===== Extracted data
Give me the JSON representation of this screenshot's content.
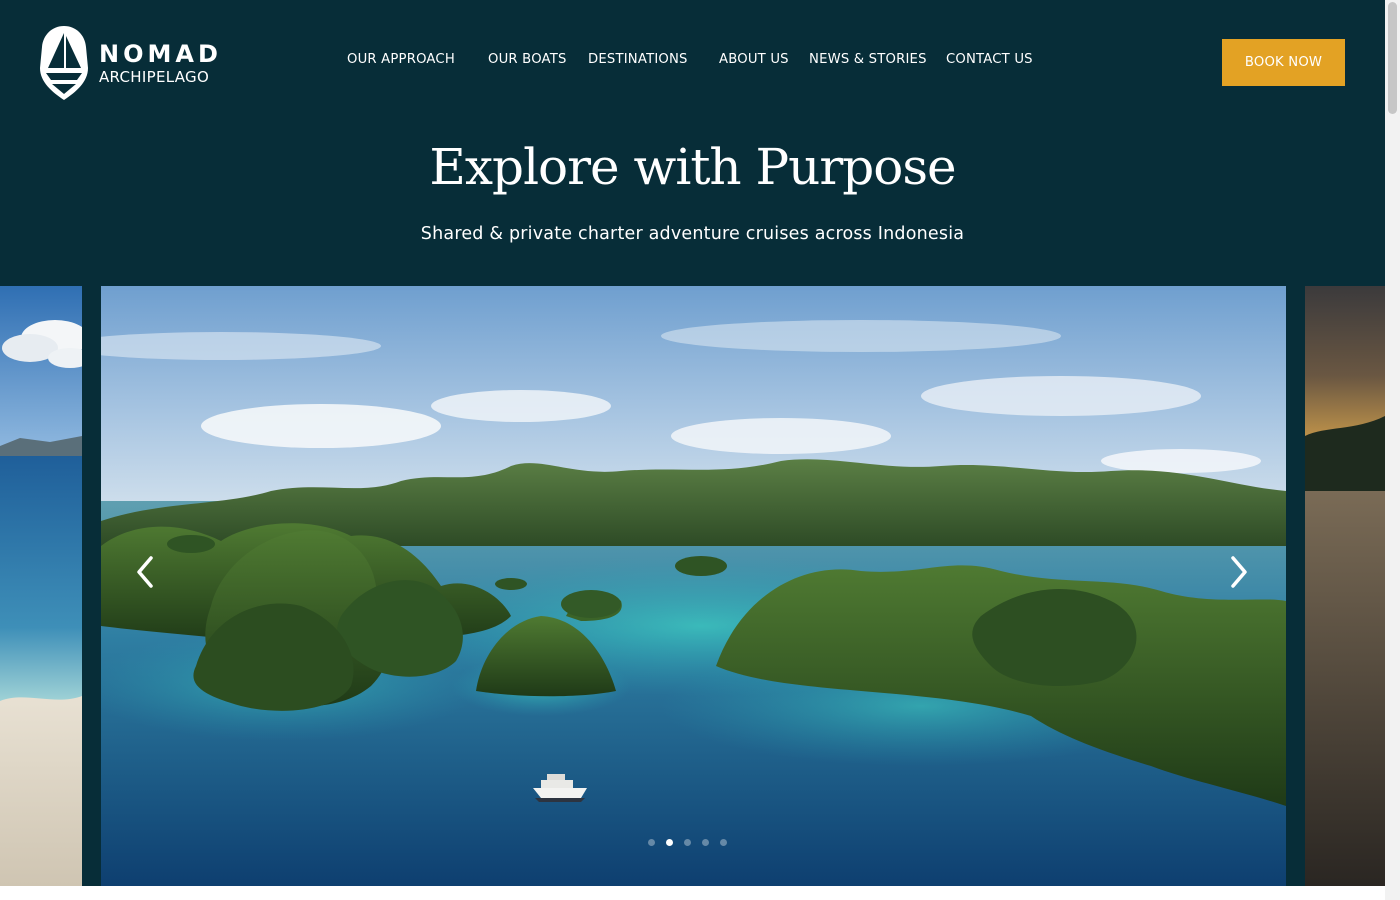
{
  "brand": {
    "name_line1": "NOMAD",
    "name_line2": "ARCHIPELAGO"
  },
  "nav": {
    "items": [
      {
        "label": "OUR APPROACH"
      },
      {
        "label": "OUR BOATS"
      },
      {
        "label": "DESTINATIONS"
      },
      {
        "label": "ABOUT US"
      },
      {
        "label": "NEWS & STORIES"
      },
      {
        "label": "CONTACT US"
      }
    ],
    "cta_label": "BOOK NOW"
  },
  "hero": {
    "title": "Explore with Purpose",
    "subtitle": "Shared & private charter adventure cruises across Indonesia"
  },
  "carousel": {
    "slide_count": 5,
    "active_index": 1,
    "prev_icon": "chevron-left-icon",
    "next_icon": "chevron-right-icon"
  },
  "colors": {
    "brand_dark": "#072d38",
    "accent": "#e3a224",
    "text_light": "#ffffff"
  }
}
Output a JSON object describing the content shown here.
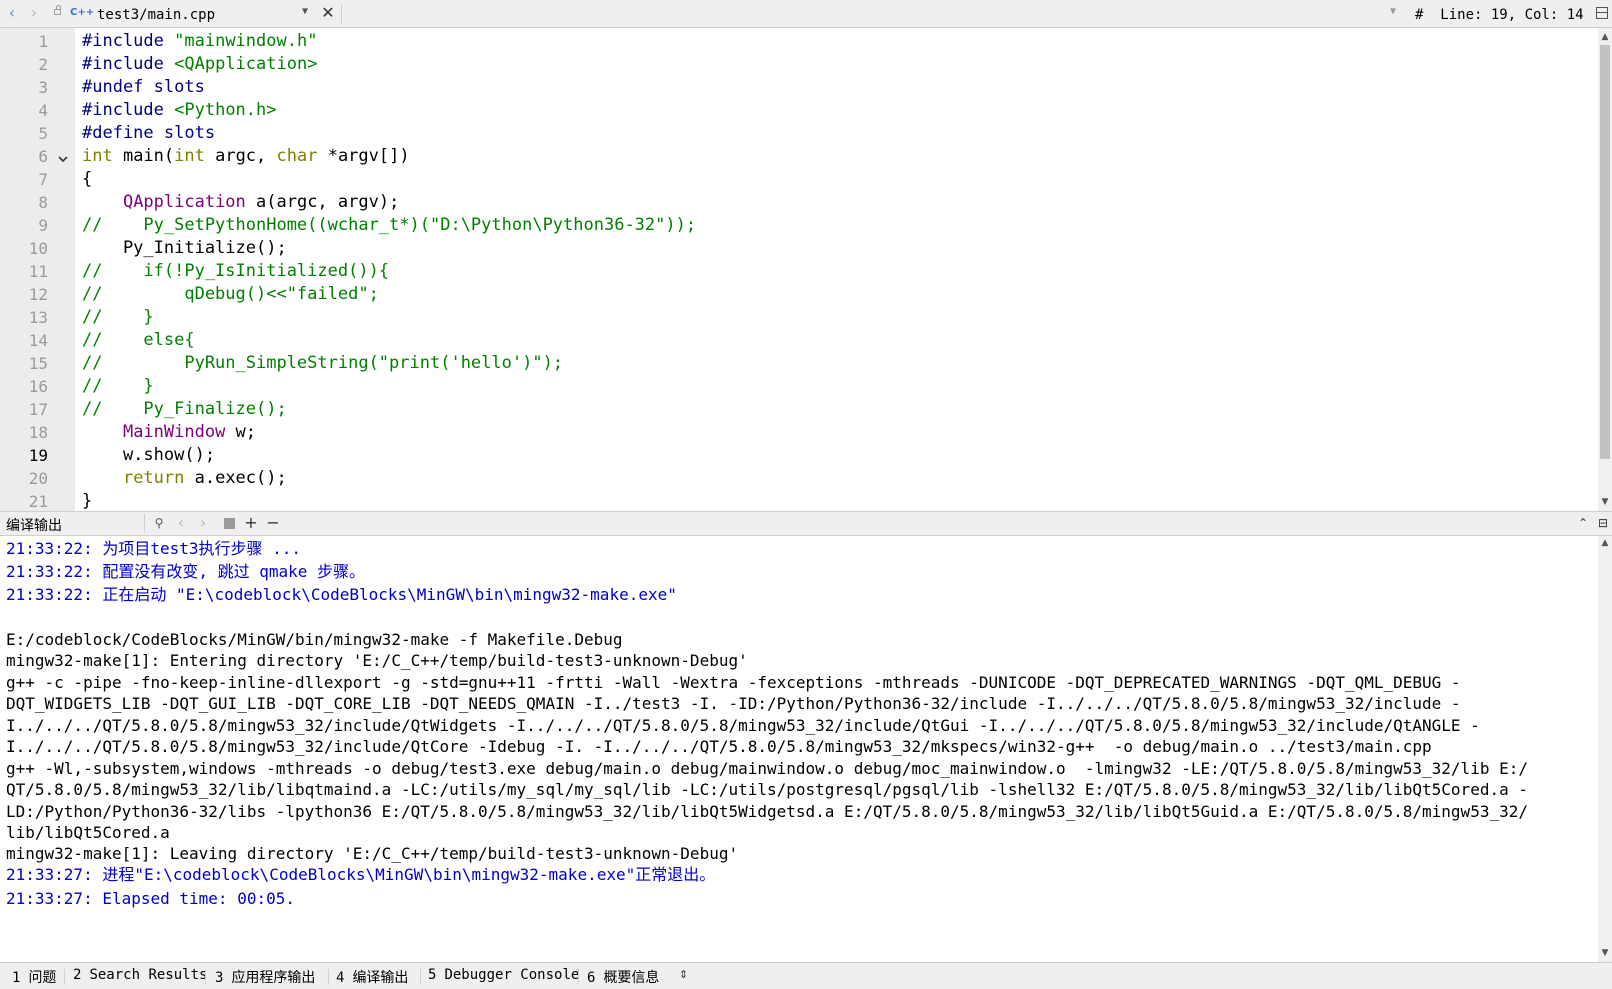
==========
■ Written instruction:
In the records above, find each line holding "content" and copy it.

■ Completed exercise:
Give me the JSON representation of this screenshot's content.
Output a JSON object describing the content shown here.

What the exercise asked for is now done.